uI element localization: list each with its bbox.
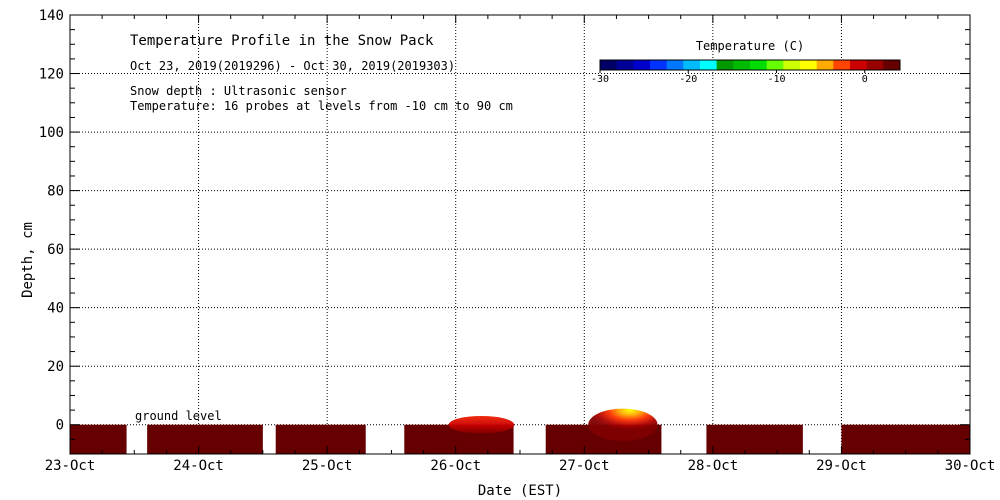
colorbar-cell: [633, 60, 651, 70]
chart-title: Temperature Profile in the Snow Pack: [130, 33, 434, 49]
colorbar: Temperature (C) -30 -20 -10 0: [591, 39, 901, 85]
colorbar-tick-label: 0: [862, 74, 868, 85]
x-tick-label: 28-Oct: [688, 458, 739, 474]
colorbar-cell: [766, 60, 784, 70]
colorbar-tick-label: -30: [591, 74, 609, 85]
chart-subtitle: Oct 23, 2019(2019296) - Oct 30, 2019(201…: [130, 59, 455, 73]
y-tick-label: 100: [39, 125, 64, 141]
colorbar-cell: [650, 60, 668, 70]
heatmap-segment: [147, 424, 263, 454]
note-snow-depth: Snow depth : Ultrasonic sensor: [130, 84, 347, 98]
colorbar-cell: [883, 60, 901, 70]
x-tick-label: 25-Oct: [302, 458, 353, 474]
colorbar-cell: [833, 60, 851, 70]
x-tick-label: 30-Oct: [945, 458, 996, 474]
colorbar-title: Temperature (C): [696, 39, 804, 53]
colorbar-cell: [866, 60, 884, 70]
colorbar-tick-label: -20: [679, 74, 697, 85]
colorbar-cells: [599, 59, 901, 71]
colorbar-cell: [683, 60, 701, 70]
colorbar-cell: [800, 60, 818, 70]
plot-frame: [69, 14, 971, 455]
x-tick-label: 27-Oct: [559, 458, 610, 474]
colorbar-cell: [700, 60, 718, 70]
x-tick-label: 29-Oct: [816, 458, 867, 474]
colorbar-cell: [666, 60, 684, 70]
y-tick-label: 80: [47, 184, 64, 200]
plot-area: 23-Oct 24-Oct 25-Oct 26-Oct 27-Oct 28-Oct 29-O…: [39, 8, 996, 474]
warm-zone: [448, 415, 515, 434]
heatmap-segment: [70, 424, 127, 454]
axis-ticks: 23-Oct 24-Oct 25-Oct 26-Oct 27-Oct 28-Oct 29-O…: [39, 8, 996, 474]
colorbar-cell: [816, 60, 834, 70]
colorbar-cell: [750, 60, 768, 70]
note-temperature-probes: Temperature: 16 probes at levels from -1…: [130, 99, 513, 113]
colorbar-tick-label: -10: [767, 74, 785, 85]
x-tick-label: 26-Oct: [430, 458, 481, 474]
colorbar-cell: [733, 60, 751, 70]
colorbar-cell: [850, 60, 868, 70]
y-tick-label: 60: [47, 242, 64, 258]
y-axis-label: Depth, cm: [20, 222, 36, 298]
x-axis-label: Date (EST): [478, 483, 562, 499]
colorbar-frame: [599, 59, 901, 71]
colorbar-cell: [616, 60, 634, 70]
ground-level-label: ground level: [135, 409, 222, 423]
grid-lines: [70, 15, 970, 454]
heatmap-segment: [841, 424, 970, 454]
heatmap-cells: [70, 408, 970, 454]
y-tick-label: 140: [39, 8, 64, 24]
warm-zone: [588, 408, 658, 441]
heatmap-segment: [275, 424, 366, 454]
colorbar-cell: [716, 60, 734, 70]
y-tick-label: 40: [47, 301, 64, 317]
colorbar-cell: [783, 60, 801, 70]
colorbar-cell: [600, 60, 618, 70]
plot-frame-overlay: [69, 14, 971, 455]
····················
Given exercise » Turn every line of the records above into a numbered list, skipping blank lines and leaving out the pictures.

Solution to this exercise »
1. uI element localization: list each with its bbox.
2. colorbar-cell: [633, 60, 651, 70]
3. chart-title: Temperature Profile in the Snow Pack: [130, 33, 434, 49]
4. colorbar: Temperature (C) -30 -20 -10 0: [591, 39, 901, 85]
5. colorbar-tick-label: 0: [862, 74, 868, 85]
6. x-tick-label: 28-Oct: [688, 458, 739, 474]
7. colorbar-cell: [766, 60, 784, 70]
8. colorbar-tick-label: -30: [591, 74, 609, 85]
9. chart-subtitle: Oct 23, 2019(2019296) - Oct 30, 2019(201…: [130, 59, 455, 73]
10. y-tick-label: 100: [39, 125, 64, 141]
11. colorbar-cell: [650, 60, 668, 70]
12. heatmap-segment: [147, 424, 263, 454]
13. note-snow-depth: Snow depth : Ultrasonic sensor: [130, 84, 347, 98]
14. colorbar-cell: [883, 60, 901, 70]
15. x-tick-label: 25-Oct: [302, 458, 353, 474]
16. colorbar-cell: [833, 60, 851, 70]
17. x-tick-label: 30-Oct: [945, 458, 996, 474]
18. colorbar-title: Temperature (C): [696, 39, 804, 53]
19. colorbar-cell: [866, 60, 884, 70]
20. colorbar-tick-label: -20: [679, 74, 697, 85]
21. colorbar-cells: [599, 59, 901, 71]
22. colorbar-cell: [683, 60, 701, 70]
23. colorbar-cell: [800, 60, 818, 70]
24. plot-frame: [69, 14, 971, 455]
25. x-tick-label: 27-Oct: [559, 458, 610, 474]
26. colorbar-cell: [700, 60, 718, 70]
27. x-tick-label: 29-Oct: [816, 458, 867, 474]
28. colorbar-cell: [666, 60, 684, 70]
29. y-tick-label: 80: [47, 184, 64, 200]
30. plot-area: 23-Oct 24-Oct 25-Oct 26-Oct 27-Oct 28-Oct 29-O…: [39, 8, 996, 474]
31. warm-zone: [448, 415, 515, 434]
32. heatmap-segment: [70, 424, 127, 454]
33. axis-ticks: 23-Oct 24-Oct 25-Oct 26-Oct 27-Oct 28-Oct 29-O…: [39, 8, 996, 474]
34. colorbar-cell: [816, 60, 834, 70]
35. colorbar-cell: [750, 60, 768, 70]
36. note-temperature-probes: Temperature: 16 probes at levels from -1…: [130, 99, 513, 113]
37. colorbar-tick-label: -10: [767, 74, 785, 85]
38. x-tick-label: 26-Oct: [430, 458, 481, 474]
39. colorbar-cell: [733, 60, 751, 70]
40. colorbar-cell: [850, 60, 868, 70]
41. y-tick-label: 60: [47, 242, 64, 258]
42. y-axis-label: Depth, cm: [20, 222, 36, 298]
43. x-axis-label: Date (EST): [478, 483, 562, 499]
44. colorbar-frame: [599, 59, 901, 71]
45. colorbar-cell: [616, 60, 634, 70]
46. ground-level-label: ground level: [135, 409, 222, 423]
47. grid-lines: [70, 15, 970, 454]
48. heatmap-segment: [841, 424, 970, 454]
49. heatmap-cells: [70, 408, 970, 454]
50. y-tick-label: 140: [39, 8, 64, 24]
51. warm-zone: [588, 408, 658, 441]
52. heatmap-segment: [275, 424, 366, 454]
53. colorbar-cell: [716, 60, 734, 70]
54. y-tick-label: 40: [47, 301, 64, 317]
55. colorbar-cell: [783, 60, 801, 70]
56. colorbar-cell: [600, 60, 618, 70]
57. plot-frame-overlay: [69, 14, 971, 455]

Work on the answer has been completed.